**DATA RECORDS**
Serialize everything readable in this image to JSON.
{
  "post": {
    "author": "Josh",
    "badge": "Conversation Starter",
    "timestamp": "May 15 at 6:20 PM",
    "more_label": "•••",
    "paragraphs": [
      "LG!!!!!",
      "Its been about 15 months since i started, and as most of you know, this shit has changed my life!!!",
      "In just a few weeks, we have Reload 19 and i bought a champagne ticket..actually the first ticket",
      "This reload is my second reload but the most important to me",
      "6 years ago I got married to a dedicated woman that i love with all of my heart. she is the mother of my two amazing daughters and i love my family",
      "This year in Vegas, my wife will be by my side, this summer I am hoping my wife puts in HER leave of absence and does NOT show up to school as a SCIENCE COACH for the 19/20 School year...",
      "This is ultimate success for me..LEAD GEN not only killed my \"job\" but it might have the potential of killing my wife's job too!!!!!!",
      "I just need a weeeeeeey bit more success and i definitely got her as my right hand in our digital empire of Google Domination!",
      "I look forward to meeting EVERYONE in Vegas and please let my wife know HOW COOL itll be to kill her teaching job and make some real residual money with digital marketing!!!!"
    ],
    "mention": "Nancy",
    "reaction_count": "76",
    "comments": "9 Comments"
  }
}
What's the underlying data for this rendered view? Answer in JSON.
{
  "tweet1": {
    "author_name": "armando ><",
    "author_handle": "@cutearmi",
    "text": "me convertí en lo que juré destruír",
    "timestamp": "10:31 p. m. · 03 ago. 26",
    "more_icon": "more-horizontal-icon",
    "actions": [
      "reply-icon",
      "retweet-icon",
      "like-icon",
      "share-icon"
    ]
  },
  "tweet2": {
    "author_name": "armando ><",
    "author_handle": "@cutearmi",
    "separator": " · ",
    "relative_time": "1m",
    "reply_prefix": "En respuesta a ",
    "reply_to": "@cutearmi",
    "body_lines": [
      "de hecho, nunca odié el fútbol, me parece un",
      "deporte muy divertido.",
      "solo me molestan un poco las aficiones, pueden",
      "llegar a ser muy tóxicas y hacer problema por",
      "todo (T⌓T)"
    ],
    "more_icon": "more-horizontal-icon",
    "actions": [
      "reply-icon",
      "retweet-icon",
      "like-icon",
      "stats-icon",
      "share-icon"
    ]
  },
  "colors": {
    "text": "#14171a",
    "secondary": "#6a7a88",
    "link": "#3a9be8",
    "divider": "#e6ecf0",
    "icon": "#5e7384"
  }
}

**YOUR GOAL**
Quote, without any change, each line from the one that contains "What's the underlying" through the end of the material.

**EXERCISE OUTPUT**
What's the underlying data for this rendered view? Answer in JSON.
{
  "tweet1": {
    "author_name": "armando ><",
    "author_handle": "@cutearmi",
    "text": "me convertí en lo que juré destruír",
    "timestamp": "10:31 p. m. · 03 ago. 26",
    "more_icon": "more-horizontal-icon",
    "actions": [
      "reply-icon",
      "retweet-icon",
      "like-icon",
      "share-icon"
    ]
  },
  "tweet2": {
    "author_name": "armando ><",
    "author_handle": "@cutearmi",
    "separator": " · ",
    "relative_time": "1m",
    "reply_prefix": "En respuesta a ",
    "reply_to": "@cutearmi",
    "body_lines": [
      "de hecho, nunca odié el fútbol, me parece un",
      "deporte muy divertido.",
      "solo me molestan un poco las aficiones, pueden",
      "llegar a ser muy tóxicas y hacer problema por",
      "todo (T⌓T)"
    ],
    "more_icon": "more-horizontal-icon",
    "actions": [
      "reply-icon",
      "retweet-icon",
      "like-icon",
      "stats-icon",
      "share-icon"
    ]
  },
  "colors": {
    "text": "#14171a",
    "secondary": "#6a7a88",
    "link": "#3a9be8",
    "divider": "#e6ecf0",
    "icon": "#5e7384"
  }
}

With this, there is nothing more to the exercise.